--- Start of DATASET ENTRIES ---

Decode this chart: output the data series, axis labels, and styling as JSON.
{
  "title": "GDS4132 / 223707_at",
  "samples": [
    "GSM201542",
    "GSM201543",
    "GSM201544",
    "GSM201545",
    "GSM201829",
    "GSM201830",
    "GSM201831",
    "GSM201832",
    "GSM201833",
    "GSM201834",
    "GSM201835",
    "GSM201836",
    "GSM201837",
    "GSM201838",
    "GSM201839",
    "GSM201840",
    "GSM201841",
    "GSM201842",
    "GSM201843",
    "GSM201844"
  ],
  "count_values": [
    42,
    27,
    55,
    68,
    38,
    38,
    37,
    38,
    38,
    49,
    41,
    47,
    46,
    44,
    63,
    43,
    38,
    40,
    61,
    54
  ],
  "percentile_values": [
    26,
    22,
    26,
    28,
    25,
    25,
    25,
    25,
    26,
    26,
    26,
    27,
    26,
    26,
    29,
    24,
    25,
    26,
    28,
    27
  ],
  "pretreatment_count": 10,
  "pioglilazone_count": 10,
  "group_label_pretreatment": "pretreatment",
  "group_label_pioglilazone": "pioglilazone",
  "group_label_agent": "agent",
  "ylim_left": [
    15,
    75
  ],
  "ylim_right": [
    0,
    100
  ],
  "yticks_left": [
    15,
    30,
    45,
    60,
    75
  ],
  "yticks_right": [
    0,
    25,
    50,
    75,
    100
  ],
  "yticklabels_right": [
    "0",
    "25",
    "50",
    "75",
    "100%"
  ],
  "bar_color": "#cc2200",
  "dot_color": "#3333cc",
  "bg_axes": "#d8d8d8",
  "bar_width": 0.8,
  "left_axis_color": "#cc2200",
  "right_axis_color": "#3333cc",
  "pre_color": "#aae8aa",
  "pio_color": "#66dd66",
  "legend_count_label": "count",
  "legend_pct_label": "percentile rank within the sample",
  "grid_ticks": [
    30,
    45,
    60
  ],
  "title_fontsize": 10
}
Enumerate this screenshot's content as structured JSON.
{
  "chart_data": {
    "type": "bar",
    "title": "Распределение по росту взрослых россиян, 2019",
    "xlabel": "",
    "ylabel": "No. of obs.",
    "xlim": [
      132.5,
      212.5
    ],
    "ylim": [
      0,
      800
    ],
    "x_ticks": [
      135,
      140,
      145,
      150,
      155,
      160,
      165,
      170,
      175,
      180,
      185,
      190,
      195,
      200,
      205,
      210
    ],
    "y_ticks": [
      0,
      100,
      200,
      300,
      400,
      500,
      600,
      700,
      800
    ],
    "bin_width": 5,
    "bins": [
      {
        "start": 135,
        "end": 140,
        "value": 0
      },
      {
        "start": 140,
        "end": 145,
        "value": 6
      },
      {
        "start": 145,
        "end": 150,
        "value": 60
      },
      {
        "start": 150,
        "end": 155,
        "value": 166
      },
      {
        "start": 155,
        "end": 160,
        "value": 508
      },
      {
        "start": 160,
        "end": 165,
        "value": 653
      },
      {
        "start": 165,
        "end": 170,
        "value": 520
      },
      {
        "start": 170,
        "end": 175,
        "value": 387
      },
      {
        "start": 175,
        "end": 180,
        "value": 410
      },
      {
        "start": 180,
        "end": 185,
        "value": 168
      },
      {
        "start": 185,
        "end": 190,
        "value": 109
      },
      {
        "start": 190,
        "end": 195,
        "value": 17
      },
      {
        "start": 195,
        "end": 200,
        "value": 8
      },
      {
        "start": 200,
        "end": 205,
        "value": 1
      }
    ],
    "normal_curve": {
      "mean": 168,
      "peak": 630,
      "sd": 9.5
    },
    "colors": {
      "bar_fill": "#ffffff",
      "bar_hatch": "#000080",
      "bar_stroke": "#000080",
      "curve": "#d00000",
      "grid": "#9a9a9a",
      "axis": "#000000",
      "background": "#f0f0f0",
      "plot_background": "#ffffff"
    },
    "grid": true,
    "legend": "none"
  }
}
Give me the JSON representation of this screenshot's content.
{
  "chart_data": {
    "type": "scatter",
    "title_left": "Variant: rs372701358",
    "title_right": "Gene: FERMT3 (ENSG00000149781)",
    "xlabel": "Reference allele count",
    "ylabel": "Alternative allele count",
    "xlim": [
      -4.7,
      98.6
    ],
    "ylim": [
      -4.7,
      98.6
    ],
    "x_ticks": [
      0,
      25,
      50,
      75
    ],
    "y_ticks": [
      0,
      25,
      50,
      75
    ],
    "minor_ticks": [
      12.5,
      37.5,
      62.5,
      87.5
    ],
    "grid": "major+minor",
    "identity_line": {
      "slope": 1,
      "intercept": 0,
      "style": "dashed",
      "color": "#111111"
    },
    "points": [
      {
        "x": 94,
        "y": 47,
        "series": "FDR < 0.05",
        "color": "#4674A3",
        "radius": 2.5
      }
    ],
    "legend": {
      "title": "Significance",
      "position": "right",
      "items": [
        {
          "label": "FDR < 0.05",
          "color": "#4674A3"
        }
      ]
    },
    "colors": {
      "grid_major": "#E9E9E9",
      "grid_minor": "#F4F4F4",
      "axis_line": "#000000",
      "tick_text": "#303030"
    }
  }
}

--- End of DATASET ENTRIES ---

** INSTRUCTION **
Give an exact copy of all the data shown above.

** EXERCISE SOLUTION **
Decode this chart: output the data series, axis labels, and styling as JSON.
{
  "title": "GDS4132 / 223707_at",
  "samples": [
    "GSM201542",
    "GSM201543",
    "GSM201544",
    "GSM201545",
    "GSM201829",
    "GSM201830",
    "GSM201831",
    "GSM201832",
    "GSM201833",
    "GSM201834",
    "GSM201835",
    "GSM201836",
    "GSM201837",
    "GSM201838",
    "GSM201839",
    "GSM201840",
    "GSM201841",
    "GSM201842",
    "GSM201843",
    "GSM201844"
  ],
  "count_values": [
    42,
    27,
    55,
    68,
    38,
    38,
    37,
    38,
    38,
    49,
    41,
    47,
    46,
    44,
    63,
    43,
    38,
    40,
    61,
    54
  ],
  "percentile_values": [
    26,
    22,
    26,
    28,
    25,
    25,
    25,
    25,
    26,
    26,
    26,
    27,
    26,
    26,
    29,
    24,
    25,
    26,
    28,
    27
  ],
  "pretreatment_count": 10,
  "pioglilazone_count": 10,
  "group_label_pretreatment": "pretreatment",
  "group_label_pioglilazone": "pioglilazone",
  "group_label_agent": "agent",
  "ylim_left": [
    15,
    75
  ],
  "ylim_right": [
    0,
    100
  ],
  "yticks_left": [
    15,
    30,
    45,
    60,
    75
  ],
  "yticks_right": [
    0,
    25,
    50,
    75,
    100
  ],
  "yticklabels_right": [
    "0",
    "25",
    "50",
    "75",
    "100%"
  ],
  "bar_color": "#cc2200",
  "dot_color": "#3333cc",
  "bg_axes": "#d8d8d8",
  "bar_width": 0.8,
  "left_axis_color": "#cc2200",
  "right_axis_color": "#3333cc",
  "pre_color": "#aae8aa",
  "pio_color": "#66dd66",
  "legend_count_label": "count",
  "legend_pct_label": "percentile rank within the sample",
  "grid_ticks": [
    30,
    45,
    60
  ],
  "title_fontsize": 10
}
Enumerate this screenshot's content as structured JSON.
{
  "chart_data": {
    "type": "bar",
    "title": "Распределение по росту взрослых россиян, 2019",
    "xlabel": "",
    "ylabel": "No. of obs.",
    "xlim": [
      132.5,
      212.5
    ],
    "ylim": [
      0,
      800
    ],
    "x_ticks": [
      135,
      140,
      145,
      150,
      155,
      160,
      165,
      170,
      175,
      180,
      185,
      190,
      195,
      200,
      205,
      210
    ],
    "y_ticks": [
      0,
      100,
      200,
      300,
      400,
      500,
      600,
      700,
      800
    ],
    "bin_width": 5,
    "bins": [
      {
        "start": 135,
        "end": 140,
        "value": 0
      },
      {
        "start": 140,
        "end": 145,
        "value": 6
      },
      {
        "start": 145,
        "end": 150,
        "value": 60
      },
      {
        "start": 150,
        "end": 155,
        "value": 166
      },
      {
        "start": 155,
        "end": 160,
        "value": 508
      },
      {
        "start": 160,
        "end": 165,
        "value": 653
      },
      {
        "start": 165,
        "end": 170,
        "value": 520
      },
      {
        "start": 170,
        "end": 175,
        "value": 387
      },
      {
        "start": 175,
        "end": 180,
        "value": 410
      },
      {
        "start": 180,
        "end": 185,
        "value": 168
      },
      {
        "start": 185,
        "end": 190,
        "value": 109
      },
      {
        "start": 190,
        "end": 195,
        "value": 17
      },
      {
        "start": 195,
        "end": 200,
        "value": 8
      },
      {
        "start": 200,
        "end": 205,
        "value": 1
      }
    ],
    "normal_curve": {
      "mean": 168,
      "peak": 630,
      "sd": 9.5
    },
    "colors": {
      "bar_fill": "#ffffff",
      "bar_hatch": "#000080",
      "bar_stroke": "#000080",
      "curve": "#d00000",
      "grid": "#9a9a9a",
      "axis": "#000000",
      "background": "#f0f0f0",
      "plot_background": "#ffffff"
    },
    "grid": true,
    "legend": "none"
  }
}
Give me the JSON representation of this screenshot's content.
{
  "chart_data": {
    "type": "scatter",
    "title_left": "Variant: rs372701358",
    "title_right": "Gene: FERMT3 (ENSG00000149781)",
    "xlabel": "Reference allele count",
    "ylabel": "Alternative allele count",
    "xlim": [
      -4.7,
      98.6
    ],
    "ylim": [
      -4.7,
      98.6
    ],
    "x_ticks": [
      0,
      25,
      50,
      75
    ],
    "y_ticks": [
      0,
      25,
      50,
      75
    ],
    "minor_ticks": [
      12.5,
      37.5,
      62.5,
      87.5
    ],
    "grid": "major+minor",
    "identity_line": {
      "slope": 1,
      "intercept": 0,
      "style": "dashed",
      "color": "#111111"
    },
    "points": [
      {
        "x": 94,
        "y": 47,
        "series": "FDR < 0.05",
        "color": "#4674A3",
        "radius": 2.5
      }
    ],
    "legend": {
      "title": "Significance",
      "position": "right",
      "items": [
        {
          "label": "FDR < 0.05",
          "color": "#4674A3"
        }
      ]
    },
    "colors": {
      "grid_major": "#E9E9E9",
      "grid_minor": "#F4F4F4",
      "axis_line": "#000000",
      "tick_text": "#303030"
    }
  }
}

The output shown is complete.